GOAL:
Using the data below, determine the number of lines that include the string "object". Write only that number.

Dataset items:
⁂

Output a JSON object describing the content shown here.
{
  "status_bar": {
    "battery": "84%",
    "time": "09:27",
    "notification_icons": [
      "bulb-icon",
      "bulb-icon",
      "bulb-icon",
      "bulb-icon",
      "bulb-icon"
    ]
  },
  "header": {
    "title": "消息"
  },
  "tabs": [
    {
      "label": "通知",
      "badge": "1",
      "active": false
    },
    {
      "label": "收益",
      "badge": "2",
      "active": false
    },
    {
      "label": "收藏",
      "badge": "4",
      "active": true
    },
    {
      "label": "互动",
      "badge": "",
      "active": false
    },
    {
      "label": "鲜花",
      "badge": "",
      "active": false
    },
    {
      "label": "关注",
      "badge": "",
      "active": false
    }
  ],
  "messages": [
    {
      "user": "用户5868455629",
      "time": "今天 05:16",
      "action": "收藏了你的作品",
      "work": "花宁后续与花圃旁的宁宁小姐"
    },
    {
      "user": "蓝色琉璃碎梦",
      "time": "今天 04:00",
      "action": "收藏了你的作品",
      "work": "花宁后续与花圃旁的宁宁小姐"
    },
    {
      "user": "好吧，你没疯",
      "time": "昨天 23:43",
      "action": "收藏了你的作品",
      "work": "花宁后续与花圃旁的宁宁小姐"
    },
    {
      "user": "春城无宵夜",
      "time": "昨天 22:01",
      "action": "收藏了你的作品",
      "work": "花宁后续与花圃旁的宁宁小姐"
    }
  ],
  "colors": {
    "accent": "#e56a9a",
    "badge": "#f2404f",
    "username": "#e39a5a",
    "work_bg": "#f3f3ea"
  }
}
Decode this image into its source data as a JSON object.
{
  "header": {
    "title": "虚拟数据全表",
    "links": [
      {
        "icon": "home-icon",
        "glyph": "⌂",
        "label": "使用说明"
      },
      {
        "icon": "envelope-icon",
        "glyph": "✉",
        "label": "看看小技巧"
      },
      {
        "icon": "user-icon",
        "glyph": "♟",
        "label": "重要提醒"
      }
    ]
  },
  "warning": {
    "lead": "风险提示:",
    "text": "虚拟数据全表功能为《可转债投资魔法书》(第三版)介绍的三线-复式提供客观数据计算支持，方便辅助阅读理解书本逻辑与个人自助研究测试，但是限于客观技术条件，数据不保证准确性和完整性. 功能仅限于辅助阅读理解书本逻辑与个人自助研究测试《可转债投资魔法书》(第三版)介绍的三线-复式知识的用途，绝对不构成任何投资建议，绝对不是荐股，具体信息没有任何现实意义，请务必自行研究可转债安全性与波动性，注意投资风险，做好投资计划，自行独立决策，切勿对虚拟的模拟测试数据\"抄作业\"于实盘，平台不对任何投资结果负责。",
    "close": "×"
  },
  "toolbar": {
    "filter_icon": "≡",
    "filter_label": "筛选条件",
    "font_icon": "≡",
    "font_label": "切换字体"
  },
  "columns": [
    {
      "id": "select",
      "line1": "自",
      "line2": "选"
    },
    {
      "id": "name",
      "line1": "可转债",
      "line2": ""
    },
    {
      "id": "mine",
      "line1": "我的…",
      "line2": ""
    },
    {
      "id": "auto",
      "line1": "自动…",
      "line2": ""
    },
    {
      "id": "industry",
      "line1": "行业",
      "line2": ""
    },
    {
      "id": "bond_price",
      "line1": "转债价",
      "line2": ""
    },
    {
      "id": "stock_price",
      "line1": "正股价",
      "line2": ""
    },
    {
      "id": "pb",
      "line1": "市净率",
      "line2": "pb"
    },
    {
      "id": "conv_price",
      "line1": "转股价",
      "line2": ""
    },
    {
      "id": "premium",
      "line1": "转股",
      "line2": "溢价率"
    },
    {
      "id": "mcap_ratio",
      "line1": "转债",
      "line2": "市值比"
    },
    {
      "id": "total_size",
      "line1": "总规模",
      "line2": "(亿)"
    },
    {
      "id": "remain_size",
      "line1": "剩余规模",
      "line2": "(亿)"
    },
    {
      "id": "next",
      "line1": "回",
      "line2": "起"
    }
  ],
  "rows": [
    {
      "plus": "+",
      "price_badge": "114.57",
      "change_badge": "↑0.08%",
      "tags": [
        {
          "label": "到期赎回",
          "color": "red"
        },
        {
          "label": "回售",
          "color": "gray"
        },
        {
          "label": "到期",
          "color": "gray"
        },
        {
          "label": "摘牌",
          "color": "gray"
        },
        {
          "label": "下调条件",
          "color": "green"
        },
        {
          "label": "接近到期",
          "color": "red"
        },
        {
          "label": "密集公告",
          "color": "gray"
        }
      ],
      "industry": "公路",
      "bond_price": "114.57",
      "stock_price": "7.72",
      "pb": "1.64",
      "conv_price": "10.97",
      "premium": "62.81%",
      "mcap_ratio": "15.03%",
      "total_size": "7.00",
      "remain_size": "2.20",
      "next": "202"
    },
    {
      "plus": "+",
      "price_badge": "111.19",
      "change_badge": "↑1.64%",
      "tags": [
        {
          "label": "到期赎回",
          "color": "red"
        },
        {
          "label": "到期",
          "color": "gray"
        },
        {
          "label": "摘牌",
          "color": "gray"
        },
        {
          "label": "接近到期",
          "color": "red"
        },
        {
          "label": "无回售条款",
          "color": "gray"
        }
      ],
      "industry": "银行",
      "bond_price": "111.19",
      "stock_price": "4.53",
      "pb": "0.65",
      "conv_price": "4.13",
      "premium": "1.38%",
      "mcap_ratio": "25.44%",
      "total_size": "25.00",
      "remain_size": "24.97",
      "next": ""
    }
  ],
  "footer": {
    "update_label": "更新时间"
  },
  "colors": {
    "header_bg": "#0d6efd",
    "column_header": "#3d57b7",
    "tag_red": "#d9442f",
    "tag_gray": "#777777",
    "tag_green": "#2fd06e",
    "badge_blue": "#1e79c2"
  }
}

⁂

THE COMPLETED TASK:
2